ЗАДАНИЕ A: Перепечатайте без изменений строки листинга, начиная с самой первой и заканчивая строкой, в которой есть "text-line: ἐν ἔργοις", включительно.

ИСХОДНЫЙ ТЕКСТ:

━━━━━━━━━━

Вожак что-то сказал слуге, и тот направился к нам. Деловито, как человек, у которого мало времени, он сунул нам в руки два пури, положил на пури картошку, капнул на картошку чатни и ушел, обнимая свои жестянки, оставив нас с поднятыми правыми руками.
К двери автобуса подошел делегат от семейства.
— Только попробуйте нашу еду.
Мы попробовали. Мы чувствовали на себе взгляды селян. Мы чувствовали на себе взгляды брахманов. Мы улыбались и ели.
Вожак пытался завязать с нами дружбу; он пробовал втянуть нас в разговор. Мы улыбались — и теперь настал черед того мальчишки в белых штанах враждебно смотреть на нас. И все равно всю дорогу до Шринагара мы улыбались.
* * *
До сих пор я чувствовал себя в Индии только туристом. Ее размер, ее климат, ее толпы: ко всему этому я заранее готовился, но в своих крайностях эта страна оказалась для меня чужой. Высматривая знакомые черты, я снова — вопреки своей воле — сделался островитянином: я искал что-то маленькое и управляемое. С самого дня приезда я понял, что национальное сходство здесь мало что значит. Люди, которых я встречал в делийских клубах, в бомбейских квартирах, селяне и чиновники деревенских «округов» оказывались совершенными незнакомцами, я не мог постичь, что за среда их породила. Их отличала одновременно и узость, и широта. Их выбор почти во всем был более ограниченным, чем мой; в то же время сразу чувствовалось, что они — жители большой страны: они принимали ее величину с легкостью и без малейшего налета романтики. Пейзаж казался мне грубым и неправильным. Я никак не мог соотнести его с самим собой: я искал уравновешенных сельских пейзажей индийского Тринидада. Однажды, возле Агры, я увидел — или заставил себя увидеть — подобный пейзаж; но его портил передний план — несчастные, изможденные люди, лежавшие на чарпоях. Во всех поразительных деталях, на которые оказалась богата Индия, не было ничего, что я мог бы связать с собственными представлениями об Индии, вывезенными из маленького тринидадского городка.
И вот теперь, в Кашмире, эта неожиданная встреча с семейством туристов стала этим недостающим звеном. Короткое посещение «крепости Пандавов», веселье экскурсантов, раздача мелких монеток детям-попрошайкам, еда, грубая манера ее раздачи, которая на самом деле скрывала соблюдение множества предписанных правил: казалось, я давно знаю это семейство, я мог без труда определить, какие взаимоотношения связывают этих людей, мог сразу выделить среди них и сильных, и слабых, и интриганов. Три поколения, отделявшие меня от них, мгновенно сжались до одного.
Эта встреча не только разворошила детские воспоминания — она пробудила и некое окоченевшее сознание. То, что пищу следует подавать строго определенным способом, я понял сразу. Так же легко я понял и эту смесь строгости и грязи, нарочитую небрежность, с какой шлепались на руки все эти пури с картошкой. Отчасти это был своего рода перевернутый аскетизм, с помощью которого усиливалось необходимое удовольствие, а отчасти — убеждение (быть может, зародившееся в сельском обществе с недостатком орудий, а быть может, идущее от религии), что всякая утонченность излишня, вычурна и нелепа.

━━━━━━━━━━

ЗАДАНИЕ B: Воспроизведите дословно фрагмент текста о поездке по Индии от "Вожак что-то сказал" до "улыбались и ели.".

━━━━━━━━━━

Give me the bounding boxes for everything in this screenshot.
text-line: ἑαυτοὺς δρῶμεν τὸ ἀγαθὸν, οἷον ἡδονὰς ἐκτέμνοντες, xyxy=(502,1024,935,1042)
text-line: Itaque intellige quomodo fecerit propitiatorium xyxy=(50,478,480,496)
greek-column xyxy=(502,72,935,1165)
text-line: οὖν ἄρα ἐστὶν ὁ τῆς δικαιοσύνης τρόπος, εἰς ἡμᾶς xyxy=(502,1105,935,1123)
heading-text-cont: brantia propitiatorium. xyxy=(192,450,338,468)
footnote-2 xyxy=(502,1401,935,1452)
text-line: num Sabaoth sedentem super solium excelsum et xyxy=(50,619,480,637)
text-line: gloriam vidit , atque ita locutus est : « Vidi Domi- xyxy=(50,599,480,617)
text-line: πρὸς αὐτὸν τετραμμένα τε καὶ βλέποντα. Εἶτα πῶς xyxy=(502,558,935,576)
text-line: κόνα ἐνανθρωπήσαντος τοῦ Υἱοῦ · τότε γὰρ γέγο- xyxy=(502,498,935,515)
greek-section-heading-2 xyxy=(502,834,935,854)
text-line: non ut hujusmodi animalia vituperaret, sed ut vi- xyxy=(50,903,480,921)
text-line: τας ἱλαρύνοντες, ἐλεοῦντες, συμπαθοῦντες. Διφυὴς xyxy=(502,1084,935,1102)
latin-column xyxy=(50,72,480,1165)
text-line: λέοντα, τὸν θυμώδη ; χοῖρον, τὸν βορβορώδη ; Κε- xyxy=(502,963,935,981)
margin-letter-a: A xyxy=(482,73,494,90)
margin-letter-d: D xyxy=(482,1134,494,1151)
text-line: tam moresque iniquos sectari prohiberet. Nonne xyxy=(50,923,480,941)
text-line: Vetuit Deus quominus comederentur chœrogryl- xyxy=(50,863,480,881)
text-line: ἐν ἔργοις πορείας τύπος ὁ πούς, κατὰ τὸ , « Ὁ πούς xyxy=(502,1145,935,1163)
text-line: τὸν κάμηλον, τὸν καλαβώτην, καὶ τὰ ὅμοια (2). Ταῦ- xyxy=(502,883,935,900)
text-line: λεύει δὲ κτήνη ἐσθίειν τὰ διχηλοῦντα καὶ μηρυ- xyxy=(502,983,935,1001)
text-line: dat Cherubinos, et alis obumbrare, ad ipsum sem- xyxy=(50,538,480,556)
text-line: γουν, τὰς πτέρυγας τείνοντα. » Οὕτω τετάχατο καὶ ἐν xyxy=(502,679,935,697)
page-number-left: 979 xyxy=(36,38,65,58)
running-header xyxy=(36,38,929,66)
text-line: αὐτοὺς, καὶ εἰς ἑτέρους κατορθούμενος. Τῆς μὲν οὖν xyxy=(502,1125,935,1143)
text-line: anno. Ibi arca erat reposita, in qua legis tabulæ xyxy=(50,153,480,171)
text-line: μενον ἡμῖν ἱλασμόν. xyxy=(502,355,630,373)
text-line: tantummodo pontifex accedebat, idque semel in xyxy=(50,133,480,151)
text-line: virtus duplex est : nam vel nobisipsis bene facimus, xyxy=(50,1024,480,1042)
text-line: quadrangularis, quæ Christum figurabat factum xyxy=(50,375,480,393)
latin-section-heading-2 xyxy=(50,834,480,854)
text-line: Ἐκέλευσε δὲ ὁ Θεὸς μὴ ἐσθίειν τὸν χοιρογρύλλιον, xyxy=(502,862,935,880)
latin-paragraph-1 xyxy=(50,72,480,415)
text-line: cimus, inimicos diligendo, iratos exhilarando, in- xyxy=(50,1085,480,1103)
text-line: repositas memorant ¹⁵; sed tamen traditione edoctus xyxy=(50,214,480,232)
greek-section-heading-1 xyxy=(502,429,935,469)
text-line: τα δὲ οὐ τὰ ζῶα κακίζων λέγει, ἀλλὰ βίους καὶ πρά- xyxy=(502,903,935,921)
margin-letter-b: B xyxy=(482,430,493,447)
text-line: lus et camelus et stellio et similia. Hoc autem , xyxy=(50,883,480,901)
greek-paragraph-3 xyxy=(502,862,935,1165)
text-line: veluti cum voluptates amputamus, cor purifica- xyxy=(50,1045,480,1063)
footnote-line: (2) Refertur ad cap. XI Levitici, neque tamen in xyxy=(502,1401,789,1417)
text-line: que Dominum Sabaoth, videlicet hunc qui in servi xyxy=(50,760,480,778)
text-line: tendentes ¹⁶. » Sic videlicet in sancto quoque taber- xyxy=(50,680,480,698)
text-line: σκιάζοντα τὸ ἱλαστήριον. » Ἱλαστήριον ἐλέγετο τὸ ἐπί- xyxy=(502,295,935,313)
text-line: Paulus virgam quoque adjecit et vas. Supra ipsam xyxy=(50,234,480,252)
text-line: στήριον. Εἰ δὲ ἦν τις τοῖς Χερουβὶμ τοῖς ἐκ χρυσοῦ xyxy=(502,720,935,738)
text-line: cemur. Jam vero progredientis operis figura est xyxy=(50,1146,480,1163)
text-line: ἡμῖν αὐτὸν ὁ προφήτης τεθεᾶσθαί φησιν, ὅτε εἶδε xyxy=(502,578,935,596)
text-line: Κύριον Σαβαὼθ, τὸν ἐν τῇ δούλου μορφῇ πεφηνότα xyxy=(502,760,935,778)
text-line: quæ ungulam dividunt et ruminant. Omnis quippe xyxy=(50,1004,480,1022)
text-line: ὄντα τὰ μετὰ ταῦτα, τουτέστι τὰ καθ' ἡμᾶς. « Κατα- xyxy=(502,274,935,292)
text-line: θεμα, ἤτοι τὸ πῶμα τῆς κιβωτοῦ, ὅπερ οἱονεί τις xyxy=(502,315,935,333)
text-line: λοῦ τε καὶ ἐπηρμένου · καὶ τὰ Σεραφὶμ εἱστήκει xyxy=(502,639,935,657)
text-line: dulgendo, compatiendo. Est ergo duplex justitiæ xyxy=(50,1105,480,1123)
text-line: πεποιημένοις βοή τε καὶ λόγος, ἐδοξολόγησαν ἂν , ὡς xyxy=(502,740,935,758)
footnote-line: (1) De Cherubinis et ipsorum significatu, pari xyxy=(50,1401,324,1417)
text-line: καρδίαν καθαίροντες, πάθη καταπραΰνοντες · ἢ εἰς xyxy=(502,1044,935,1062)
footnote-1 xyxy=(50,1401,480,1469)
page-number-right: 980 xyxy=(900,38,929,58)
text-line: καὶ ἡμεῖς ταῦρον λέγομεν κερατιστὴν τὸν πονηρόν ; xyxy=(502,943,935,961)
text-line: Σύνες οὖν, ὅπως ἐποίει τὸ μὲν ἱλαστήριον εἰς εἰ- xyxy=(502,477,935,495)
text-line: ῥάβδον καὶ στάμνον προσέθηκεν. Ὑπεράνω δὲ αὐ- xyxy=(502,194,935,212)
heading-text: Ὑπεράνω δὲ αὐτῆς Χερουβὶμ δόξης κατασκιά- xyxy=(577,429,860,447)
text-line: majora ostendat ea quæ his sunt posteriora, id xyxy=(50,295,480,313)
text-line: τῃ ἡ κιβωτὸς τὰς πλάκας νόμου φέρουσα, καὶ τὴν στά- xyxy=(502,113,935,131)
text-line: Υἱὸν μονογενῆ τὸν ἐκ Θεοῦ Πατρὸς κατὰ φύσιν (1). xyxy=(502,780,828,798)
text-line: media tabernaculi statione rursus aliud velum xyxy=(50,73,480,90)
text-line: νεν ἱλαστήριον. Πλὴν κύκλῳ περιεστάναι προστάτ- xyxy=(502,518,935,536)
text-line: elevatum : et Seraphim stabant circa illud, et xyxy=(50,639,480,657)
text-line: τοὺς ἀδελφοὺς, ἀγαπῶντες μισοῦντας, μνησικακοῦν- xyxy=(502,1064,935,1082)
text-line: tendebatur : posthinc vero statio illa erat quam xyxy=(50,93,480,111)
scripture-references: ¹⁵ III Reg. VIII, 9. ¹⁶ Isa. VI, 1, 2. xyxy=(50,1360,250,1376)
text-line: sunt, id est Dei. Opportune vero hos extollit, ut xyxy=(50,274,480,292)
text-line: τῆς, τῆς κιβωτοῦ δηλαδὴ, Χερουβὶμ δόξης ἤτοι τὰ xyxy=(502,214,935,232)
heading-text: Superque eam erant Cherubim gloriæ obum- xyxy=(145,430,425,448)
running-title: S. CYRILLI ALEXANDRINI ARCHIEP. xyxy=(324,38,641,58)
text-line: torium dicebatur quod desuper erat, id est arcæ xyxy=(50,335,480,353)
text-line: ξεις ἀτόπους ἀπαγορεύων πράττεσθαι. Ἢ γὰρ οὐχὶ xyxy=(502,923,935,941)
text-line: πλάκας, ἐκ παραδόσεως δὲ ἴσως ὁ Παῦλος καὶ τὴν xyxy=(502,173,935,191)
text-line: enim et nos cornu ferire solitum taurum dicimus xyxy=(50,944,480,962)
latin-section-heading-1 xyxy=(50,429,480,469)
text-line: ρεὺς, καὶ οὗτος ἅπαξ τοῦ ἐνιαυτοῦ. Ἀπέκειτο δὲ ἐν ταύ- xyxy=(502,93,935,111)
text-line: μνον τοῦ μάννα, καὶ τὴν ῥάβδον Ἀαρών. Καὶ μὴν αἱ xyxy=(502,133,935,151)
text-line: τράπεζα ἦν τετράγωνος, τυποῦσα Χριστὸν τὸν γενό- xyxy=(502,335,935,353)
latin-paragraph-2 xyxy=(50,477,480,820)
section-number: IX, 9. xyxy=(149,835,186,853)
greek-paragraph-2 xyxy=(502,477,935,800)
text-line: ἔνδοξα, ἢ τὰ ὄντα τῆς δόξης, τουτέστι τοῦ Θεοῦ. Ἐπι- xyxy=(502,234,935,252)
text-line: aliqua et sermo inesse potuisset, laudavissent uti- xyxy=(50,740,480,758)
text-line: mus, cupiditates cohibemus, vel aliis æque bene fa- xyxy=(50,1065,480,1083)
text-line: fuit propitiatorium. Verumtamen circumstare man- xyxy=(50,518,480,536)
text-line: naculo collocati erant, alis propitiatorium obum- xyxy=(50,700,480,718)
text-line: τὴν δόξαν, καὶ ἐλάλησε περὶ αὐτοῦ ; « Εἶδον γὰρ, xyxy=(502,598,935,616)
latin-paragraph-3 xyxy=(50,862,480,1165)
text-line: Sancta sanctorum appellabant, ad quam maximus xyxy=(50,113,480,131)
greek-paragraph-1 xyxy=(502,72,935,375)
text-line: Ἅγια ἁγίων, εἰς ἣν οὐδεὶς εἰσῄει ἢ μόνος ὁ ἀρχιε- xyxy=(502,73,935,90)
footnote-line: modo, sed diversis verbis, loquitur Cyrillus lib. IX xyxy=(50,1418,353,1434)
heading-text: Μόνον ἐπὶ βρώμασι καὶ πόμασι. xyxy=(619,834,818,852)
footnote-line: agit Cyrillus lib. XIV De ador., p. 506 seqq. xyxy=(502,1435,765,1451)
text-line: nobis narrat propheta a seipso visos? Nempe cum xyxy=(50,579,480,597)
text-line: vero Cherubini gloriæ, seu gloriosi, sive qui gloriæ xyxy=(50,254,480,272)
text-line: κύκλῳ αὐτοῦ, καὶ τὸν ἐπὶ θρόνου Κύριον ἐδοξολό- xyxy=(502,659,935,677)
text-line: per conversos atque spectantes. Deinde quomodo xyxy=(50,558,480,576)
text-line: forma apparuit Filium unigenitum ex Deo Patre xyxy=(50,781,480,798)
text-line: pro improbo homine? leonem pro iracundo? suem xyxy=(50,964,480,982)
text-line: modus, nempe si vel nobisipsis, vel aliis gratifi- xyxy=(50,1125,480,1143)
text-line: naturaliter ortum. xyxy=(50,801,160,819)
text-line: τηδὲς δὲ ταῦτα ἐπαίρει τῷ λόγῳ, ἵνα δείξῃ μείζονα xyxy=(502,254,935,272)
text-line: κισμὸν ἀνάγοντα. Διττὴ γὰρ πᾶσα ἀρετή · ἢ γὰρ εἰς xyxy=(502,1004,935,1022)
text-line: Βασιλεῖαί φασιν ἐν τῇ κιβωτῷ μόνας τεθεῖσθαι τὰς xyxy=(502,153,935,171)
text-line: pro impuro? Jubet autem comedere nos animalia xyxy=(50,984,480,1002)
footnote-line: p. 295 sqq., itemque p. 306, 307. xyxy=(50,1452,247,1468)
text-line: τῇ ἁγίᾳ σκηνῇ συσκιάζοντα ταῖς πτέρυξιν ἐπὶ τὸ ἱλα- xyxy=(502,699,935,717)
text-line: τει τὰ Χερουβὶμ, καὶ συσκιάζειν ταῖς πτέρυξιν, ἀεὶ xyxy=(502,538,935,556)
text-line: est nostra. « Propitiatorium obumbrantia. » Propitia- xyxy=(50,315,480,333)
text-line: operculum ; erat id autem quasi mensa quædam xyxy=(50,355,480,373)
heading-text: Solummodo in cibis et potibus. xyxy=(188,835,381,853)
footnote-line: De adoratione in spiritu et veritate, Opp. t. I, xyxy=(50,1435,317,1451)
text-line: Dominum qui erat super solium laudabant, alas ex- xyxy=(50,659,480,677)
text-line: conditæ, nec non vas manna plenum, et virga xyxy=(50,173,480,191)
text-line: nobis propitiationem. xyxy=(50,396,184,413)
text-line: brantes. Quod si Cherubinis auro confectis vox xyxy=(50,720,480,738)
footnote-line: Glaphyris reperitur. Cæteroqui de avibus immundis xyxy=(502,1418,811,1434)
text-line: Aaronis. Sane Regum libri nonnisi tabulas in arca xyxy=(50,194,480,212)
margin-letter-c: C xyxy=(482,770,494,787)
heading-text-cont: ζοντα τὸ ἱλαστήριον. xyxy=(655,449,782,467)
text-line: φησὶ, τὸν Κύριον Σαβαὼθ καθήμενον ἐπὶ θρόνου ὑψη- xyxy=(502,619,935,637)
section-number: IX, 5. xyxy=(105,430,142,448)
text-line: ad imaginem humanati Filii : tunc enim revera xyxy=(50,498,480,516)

━━━━━━━━━━

РЕЗУЛЬТАТ ВЫПОЛНЕНИЯ A:
Give me the bounding boxes for everything in this screenshot.
text-line: ἑαυτοὺς δρῶμεν τὸ ἀγαθὸν, οἷον ἡδονὰς ἐκτέμνοντες, xyxy=(502,1024,935,1042)
text-line: Itaque intellige quomodo fecerit propitiatorium xyxy=(50,478,480,496)
greek-column xyxy=(502,72,935,1165)
text-line: οὖν ἄρα ἐστὶν ὁ τῆς δικαιοσύνης τρόπος, εἰς ἡμᾶς xyxy=(502,1105,935,1123)
heading-text-cont: brantia propitiatorium. xyxy=(192,450,338,468)
footnote-2 xyxy=(502,1401,935,1452)
text-line: num Sabaoth sedentem super solium excelsum et xyxy=(50,619,480,637)
text-line: gloriam vidit , atque ita locutus est : « Vidi Domi- xyxy=(50,599,480,617)
text-line: πρὸς αὐτὸν τετραμμένα τε καὶ βλέποντα. Εἶτα πῶς xyxy=(502,558,935,576)
text-line: κόνα ἐνανθρωπήσαντος τοῦ Υἱοῦ · τότε γὰρ γέγο- xyxy=(502,498,935,515)
greek-section-heading-2 xyxy=(502,834,935,854)
text-line: non ut hujusmodi animalia vituperaret, sed ut vi- xyxy=(50,903,480,921)
text-line: τας ἱλαρύνοντες, ἐλεοῦντες, συμπαθοῦντες. Διφυὴς xyxy=(502,1084,935,1102)
latin-column xyxy=(50,72,480,1165)
text-line: λέοντα, τὸν θυμώδη ; χοῖρον, τὸν βορβορώδη ; Κε- xyxy=(502,963,935,981)
margin-letter-a: A xyxy=(482,73,494,90)
margin-letter-d: D xyxy=(482,1134,494,1151)
text-line: tam moresque iniquos sectari prohiberet. Nonne xyxy=(50,923,480,941)
text-line: Vetuit Deus quominus comederentur chœrogryl- xyxy=(50,863,480,881)
text-line: ἐν ἔργοις πορείας τύπος ὁ πούς, κατὰ τὸ , « Ὁ πούς xyxy=(502,1145,935,1163)

РЕЗУЛЬТАТ ВЫПОЛНЕНИЯ B:
Вожак что-то сказал слуге, и тот направился к нам. Деловито, как человек, у которого мало времени, он сунул нам в руки два пури, положил на пури картошку, капнул на картошку чатни и ушел, обнимая свои жестянки, оставив нас с поднятыми правыми руками.
К двери автобуса подошел делегат от семейства.
— Только попробуйте нашу еду.
Мы попробовали. Мы чувствовали на себе взгляды селян. Мы чувствовали на себе взгляды брахманов. Мы улыбались и ели.